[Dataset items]
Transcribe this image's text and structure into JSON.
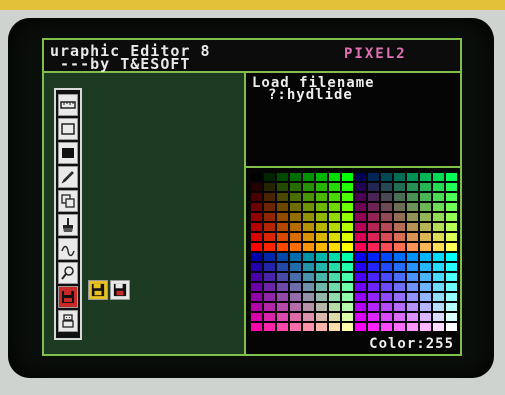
{
  "header": {
    "title_line1": "uraphic Editor 8",
    "title_line2": " ---by T&ESOFT",
    "mode_label": "PIXEL2"
  },
  "load_panel": {
    "title": "Load filename",
    "prompt": " ?:hydlide"
  },
  "palette": {
    "color_label": "Color:255",
    "selected_index": 255
  },
  "toolbar": {
    "tools": [
      {
        "icon": "ruler-icon"
      },
      {
        "icon": "rectangle-outline-icon"
      },
      {
        "icon": "filled-rectangle-icon"
      },
      {
        "icon": "pencil-icon"
      },
      {
        "icon": "copy-stamp-icon"
      },
      {
        "icon": "paint-brush-icon"
      },
      {
        "icon": "curve-icon"
      },
      {
        "icon": "magnifier-icon"
      },
      {
        "icon": "disk-icon",
        "active": true
      },
      {
        "icon": "robot-icon"
      }
    ],
    "disk_options": [
      {
        "icon": "disk-save-icon",
        "color": "#e8c020"
      },
      {
        "icon": "disk-load-icon",
        "color": "#e8e8e8"
      }
    ]
  },
  "colors": {
    "frame": "#7fbf4a",
    "mode_label": "#e071b6",
    "active_tool": "#c82a2a"
  }
}
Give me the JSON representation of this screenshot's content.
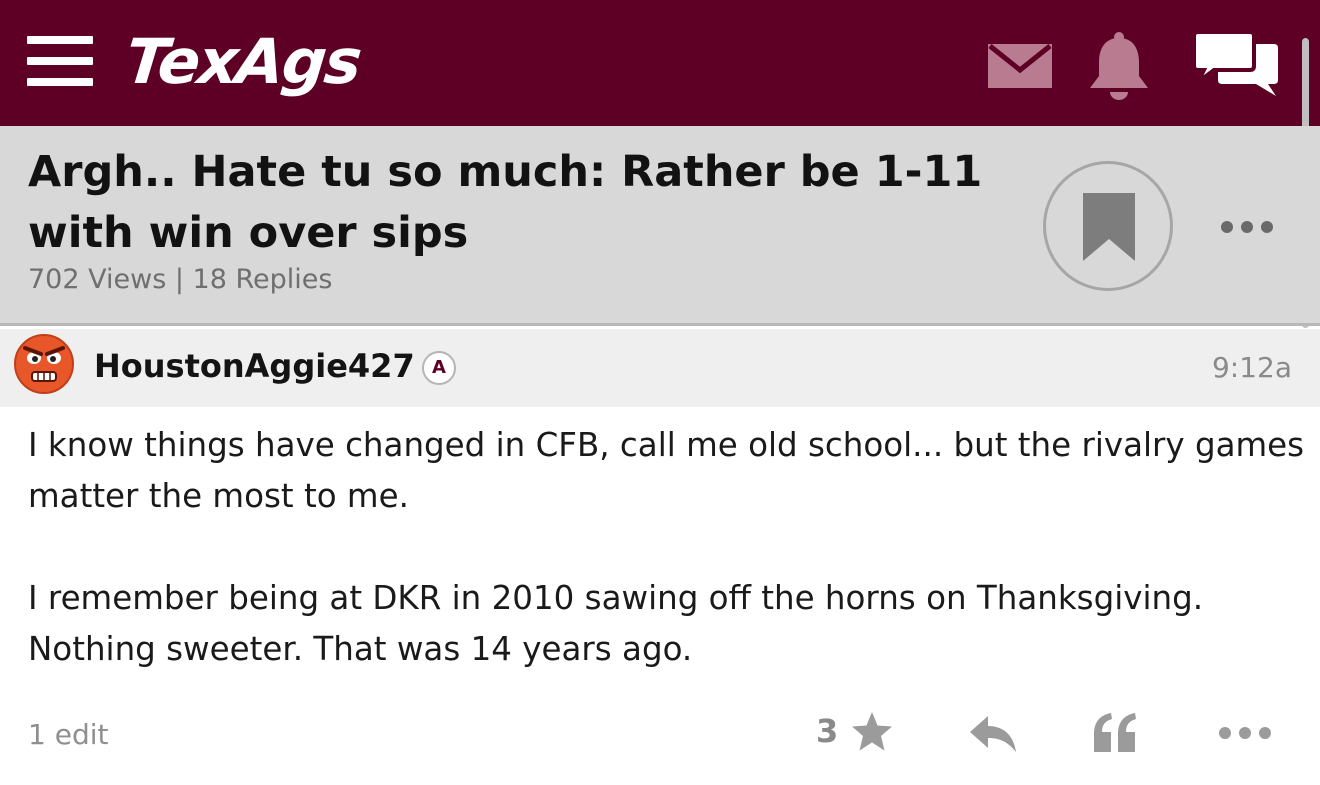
{
  "header": {
    "logo_text": "TexAgs",
    "icons": [
      "menu-icon",
      "mail-icon",
      "bell-icon",
      "chat-icon"
    ],
    "brand_color": "#5e0026"
  },
  "thread": {
    "title": "Argh.. Hate tu so much: Rather be 1-11 with win over sips",
    "meta": "702 Views | 18 Replies"
  },
  "post": {
    "username": "HoustonAggie427",
    "badge": "A",
    "time": "9:12a",
    "paragraphs": [
      "I know things have changed in CFB, call me old school... but the rivalry games matter the most to me.",
      "I remember being at DKR in 2010 sawing off the horns on Thanksgiving. Nothing sweeter. That was 14 years ago."
    ],
    "edit_count": "1 edit",
    "like_count": "3"
  }
}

_Goal of the exercise_
Excluding the pictures, reproduce every entry exactly as given.

_Result_
Transcribe this image's text and structure into JSON.
{
  "header": {
    "title_line1": "uraphic Editor 8",
    "title_line2": " ---by T&ESOFT",
    "mode_label": "PIXEL2"
  },
  "load_panel": {
    "title": "Load filename",
    "prompt": " ?:hydlide"
  },
  "palette": {
    "color_label": "Color:255",
    "selected_index": 255
  },
  "toolbar": {
    "tools": [
      {
        "icon": "ruler-icon"
      },
      {
        "icon": "rectangle-outline-icon"
      },
      {
        "icon": "filled-rectangle-icon"
      },
      {
        "icon": "pencil-icon"
      },
      {
        "icon": "copy-stamp-icon"
      },
      {
        "icon": "paint-brush-icon"
      },
      {
        "icon": "curve-icon"
      },
      {
        "icon": "magnifier-icon"
      },
      {
        "icon": "disk-icon",
        "active": true
      },
      {
        "icon": "robot-icon"
      }
    ],
    "disk_options": [
      {
        "icon": "disk-save-icon",
        "color": "#e8c020"
      },
      {
        "icon": "disk-load-icon",
        "color": "#e8e8e8"
      }
    ]
  },
  "colors": {
    "frame": "#7fbf4a",
    "mode_label": "#e071b6",
    "active_tool": "#c82a2a"
  }
}
Give me the JSON representation of this screenshot's content.
{
  "header": {
    "logo_text": "TexAgs",
    "icons": [
      "menu-icon",
      "mail-icon",
      "bell-icon",
      "chat-icon"
    ],
    "brand_color": "#5e0026"
  },
  "thread": {
    "title": "Argh.. Hate tu so much: Rather be 1-11 with win over sips",
    "meta": "702 Views | 18 Replies"
  },
  "post": {
    "username": "HoustonAggie427",
    "badge": "A",
    "time": "9:12a",
    "paragraphs": [
      "I know things have changed in CFB, call me old school... but the rivalry games matter the most to me.",
      "I remember being at DKR in 2010 sawing off the horns on Thanksgiving. Nothing sweeter. That was 14 years ago."
    ],
    "edit_count": "1 edit",
    "like_count": "3"
  }
}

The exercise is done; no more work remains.